Data records
========
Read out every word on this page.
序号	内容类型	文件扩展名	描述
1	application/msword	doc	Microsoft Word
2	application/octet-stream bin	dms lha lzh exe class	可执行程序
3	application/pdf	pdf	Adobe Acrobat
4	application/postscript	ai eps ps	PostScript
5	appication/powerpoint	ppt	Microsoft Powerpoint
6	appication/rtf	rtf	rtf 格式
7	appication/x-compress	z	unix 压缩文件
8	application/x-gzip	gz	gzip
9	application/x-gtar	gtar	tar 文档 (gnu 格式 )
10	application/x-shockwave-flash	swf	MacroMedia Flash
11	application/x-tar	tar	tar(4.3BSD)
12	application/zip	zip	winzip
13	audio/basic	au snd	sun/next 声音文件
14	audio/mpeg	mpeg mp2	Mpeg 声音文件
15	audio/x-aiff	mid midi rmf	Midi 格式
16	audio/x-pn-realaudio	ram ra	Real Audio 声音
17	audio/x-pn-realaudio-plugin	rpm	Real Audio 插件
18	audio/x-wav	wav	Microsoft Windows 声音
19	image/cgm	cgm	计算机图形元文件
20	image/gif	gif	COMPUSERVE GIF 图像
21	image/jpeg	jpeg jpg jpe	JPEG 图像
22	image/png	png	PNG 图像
========
Exercise prompt
Recopy all the lines exactly as they appear.

Answer to this problem
Read out every word on this page.
序号	内容类型	文件扩展名	描述
1	application/msword	doc	Microsoft Word
2	application/octet-stream bin	dms lha lzh exe class	可执行程序
3	application/pdf	pdf	Adobe Acrobat
4	application/postscript	ai eps ps	PostScript
5	appication/powerpoint	ppt	Microsoft Powerpoint
6	appication/rtf	rtf	rtf 格式
7	appication/x-compress	z	unix 压缩文件
8	application/x-gzip	gz	gzip
9	application/x-gtar	gtar	tar 文档 (gnu 格式 )
10	application/x-shockwave-flash	swf	MacroMedia Flash
11	application/x-tar	tar	tar(4.3BSD)
12	application/zip	zip	winzip
13	audio/basic	au snd	sun/next 声音文件
14	audio/mpeg	mpeg mp2	Mpeg 声音文件
15	audio/x-aiff	mid midi rmf	Midi 格式
16	audio/x-pn-realaudio	ram ra	Real Audio 声音
17	audio/x-pn-realaudio-plugin	rpm	Real Audio 插件
18	audio/x-wav	wav	Microsoft Windows 声音
19	image/cgm	cgm	计算机图形元文件
20	image/gif	gif	COMPUSERVE GIF 图像
21	image/jpeg	jpeg jpg jpe	JPEG 图像
22	image/png	png	PNG 图像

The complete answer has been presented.